Data entries:
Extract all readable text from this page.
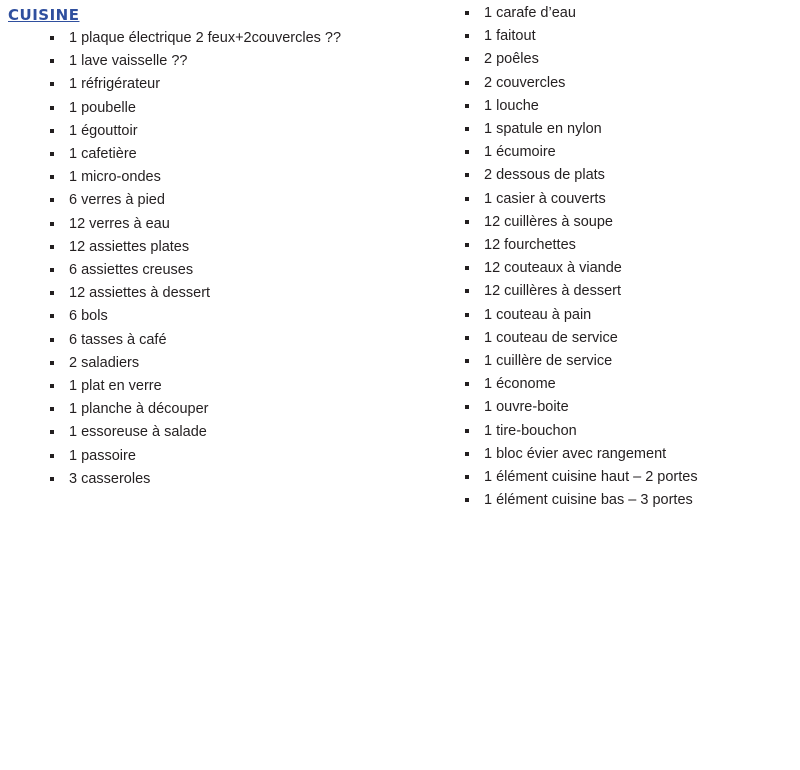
CUISINE
1 plaque électrique 2 feux+2couvercles ??
1 lave vaisselle ??
1 réfrigérateur
1 poubelle
1 égouttoir
1 cafetière
1 micro-ondes
6 verres à pied
12 verres à eau
12 assiettes plates
6 assiettes creuses
12 assiettes à dessert
6 bols
6 tasses à café
2 saladiers
1 plat en verre
1 planche à découper
1 essoreuse à salade
1 passoire
3 casseroles
1 carafe d’eau
1 faitout
2 poêles
2 couvercles
1 louche
1 spatule en nylon
1 écumoire
2 dessous de plats
1 casier à couverts
12 cuillères à soupe
12 fourchettes
12 couteaux à viande
12 cuillères à dessert
1 couteau à pain
1 couteau de service
1 cuillère de service
1 économe
1 ouvre-boite
1 tire-bouchon
1 bloc évier avec rangement
1 élément cuisine haut – 2 portes
1 élément cuisine bas – 3 portes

> _What the task asks_:
The data should be printed again unchanged; leave its pictures out.

> _Exercise solution_:
Extract all readable text from this page.
CUISINE
1 plaque électrique 2 feux+2couvercles ??
1 lave vaisselle ??
1 réfrigérateur
1 poubelle
1 égouttoir
1 cafetière
1 micro-ondes
6 verres à pied
12 verres à eau
12 assiettes plates
6 assiettes creuses
12 assiettes à dessert
6 bols
6 tasses à café
2 saladiers
1 plat en verre
1 planche à découper
1 essoreuse à salade
1 passoire
3 casseroles
1 carafe d’eau
1 faitout
2 poêles
2 couvercles
1 louche
1 spatule en nylon
1 écumoire
2 dessous de plats
1 casier à couverts
12 cuillères à soupe
12 fourchettes
12 couteaux à viande
12 cuillères à dessert
1 couteau à pain
1 couteau de service
1 cuillère de service
1 économe
1 ouvre-boite
1 tire-bouchon
1 bloc évier avec rangement
1 élément cuisine haut – 2 portes
1 élément cuisine bas – 3 portes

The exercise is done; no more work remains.